What follows is a set of records; restate each one word for word and drop the pictures.

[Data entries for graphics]
┄┄┄┄┄┄┄┄┄┄┄┄┄┄┄┄┄┄┄┄

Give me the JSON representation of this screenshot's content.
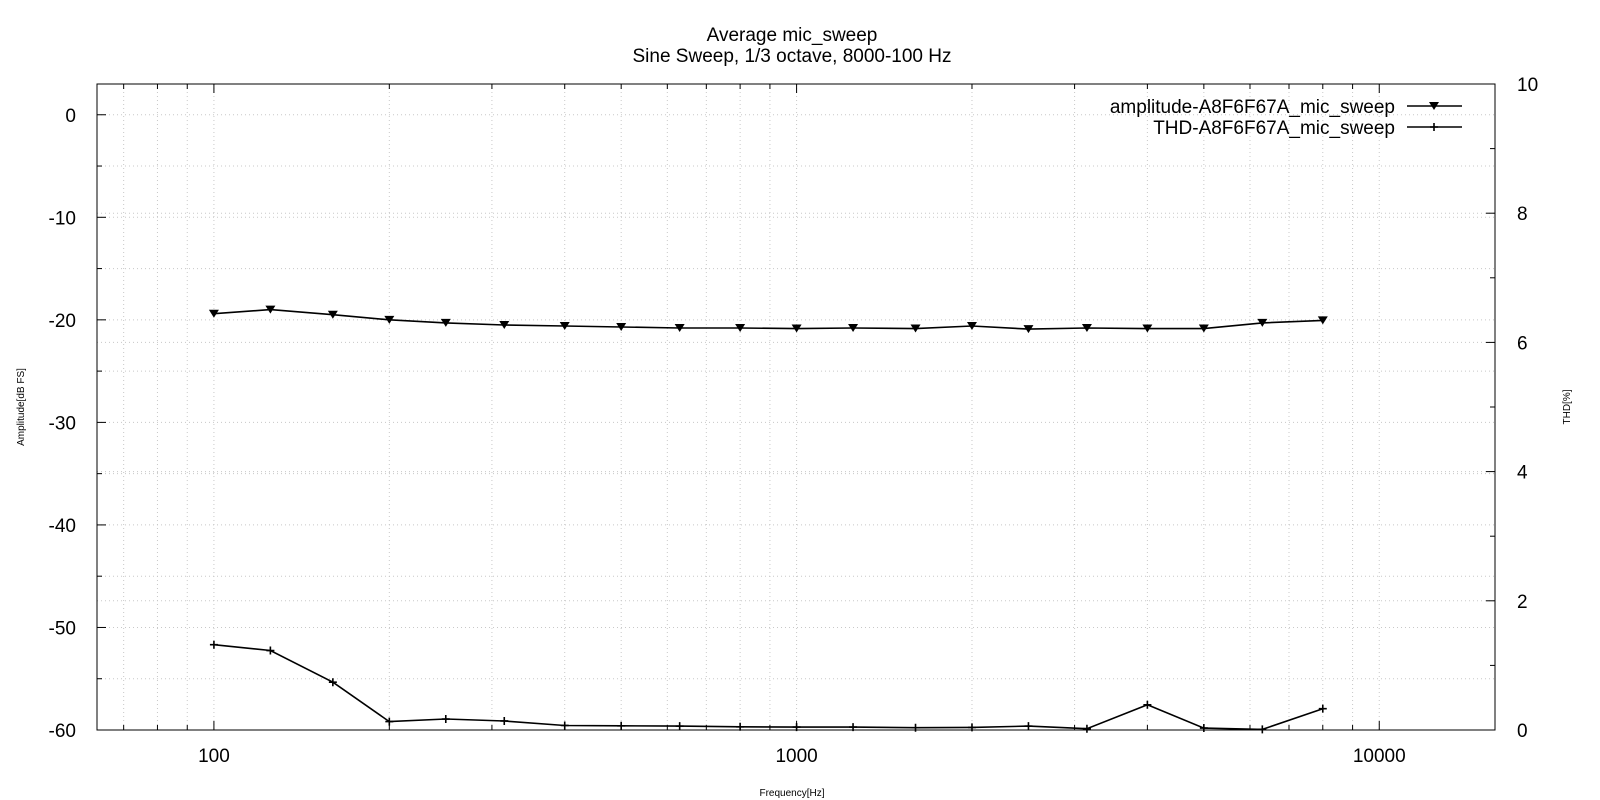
{
  "chart_data": {
    "type": "line",
    "title": "Average mic_sweep",
    "subtitle": "Sine Sweep, 1/3 octave, 8000-100 Hz",
    "xlabel": "Frequency[Hz]",
    "ylabel": "Amplitude[dB FS]",
    "y2label": "THD[%]",
    "xscale": "log",
    "xlim": [
      63,
      15800
    ],
    "ylim": [
      -60,
      3
    ],
    "y2lim": [
      0,
      10
    ],
    "xticks": [
      "100",
      "1000",
      "10000"
    ],
    "yticks": [
      "0",
      "-10",
      "-20",
      "-30",
      "-40",
      "-50",
      "-60"
    ],
    "y2ticks": [
      "10",
      "8",
      "6",
      "4",
      "2",
      "0"
    ],
    "grid": true,
    "legend_position": "top-right",
    "x": [
      100,
      125,
      160,
      200,
      250,
      315,
      400,
      500,
      630,
      800,
      1000,
      1250,
      1600,
      2000,
      2500,
      3150,
      4000,
      5000,
      6300,
      8000
    ],
    "series": [
      {
        "name": "amplitude-A8F6F67A_mic_sweep",
        "axis": "left",
        "marker": "triangle-down",
        "values": [
          -19.4,
          -19.0,
          -19.5,
          -20.0,
          -20.3,
          -20.5,
          -20.6,
          -20.7,
          -20.8,
          -20.8,
          -20.85,
          -20.8,
          -20.85,
          -20.6,
          -20.9,
          -20.8,
          -20.85,
          -20.85,
          -20.3,
          -20.05
        ]
      },
      {
        "name": "THD-A8F6F67A_mic_sweep",
        "axis": "right",
        "marker": "plus",
        "values": [
          1.32,
          1.23,
          0.74,
          0.13,
          0.17,
          0.14,
          0.07,
          0.065,
          0.06,
          0.05,
          0.045,
          0.045,
          0.035,
          0.04,
          0.06,
          0.02,
          0.39,
          0.03,
          0.01,
          0.33
        ]
      }
    ]
  }
}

┄┄┄┄┄┄┄┄┄┄┄┄┄┄┄┄┄┄┄┄

#### Response
Give me the JSON representation of this screenshot's content.
{
  "chart_data": {
    "type": "line",
    "title": "Average mic_sweep",
    "subtitle": "Sine Sweep, 1/3 octave, 8000-100 Hz",
    "xlabel": "Frequency[Hz]",
    "ylabel": "Amplitude[dB FS]",
    "y2label": "THD[%]",
    "xscale": "log",
    "xlim": [
      63,
      15800
    ],
    "ylim": [
      -60,
      3
    ],
    "y2lim": [
      0,
      10
    ],
    "xticks": [
      "100",
      "1000",
      "10000"
    ],
    "yticks": [
      "0",
      "-10",
      "-20",
      "-30",
      "-40",
      "-50",
      "-60"
    ],
    "y2ticks": [
      "10",
      "8",
      "6",
      "4",
      "2",
      "0"
    ],
    "grid": true,
    "legend_position": "top-right",
    "x": [
      100,
      125,
      160,
      200,
      250,
      315,
      400,
      500,
      630,
      800,
      1000,
      1250,
      1600,
      2000,
      2500,
      3150,
      4000,
      5000,
      6300,
      8000
    ],
    "series": [
      {
        "name": "amplitude-A8F6F67A_mic_sweep",
        "axis": "left",
        "marker": "triangle-down",
        "values": [
          -19.4,
          -19.0,
          -19.5,
          -20.0,
          -20.3,
          -20.5,
          -20.6,
          -20.7,
          -20.8,
          -20.8,
          -20.85,
          -20.8,
          -20.85,
          -20.6,
          -20.9,
          -20.8,
          -20.85,
          -20.85,
          -20.3,
          -20.05
        ]
      },
      {
        "name": "THD-A8F6F67A_mic_sweep",
        "axis": "right",
        "marker": "plus",
        "values": [
          1.32,
          1.23,
          0.74,
          0.13,
          0.17,
          0.14,
          0.07,
          0.065,
          0.06,
          0.05,
          0.045,
          0.045,
          0.035,
          0.04,
          0.06,
          0.02,
          0.39,
          0.03,
          0.01,
          0.33
        ]
      }
    ]
  }
}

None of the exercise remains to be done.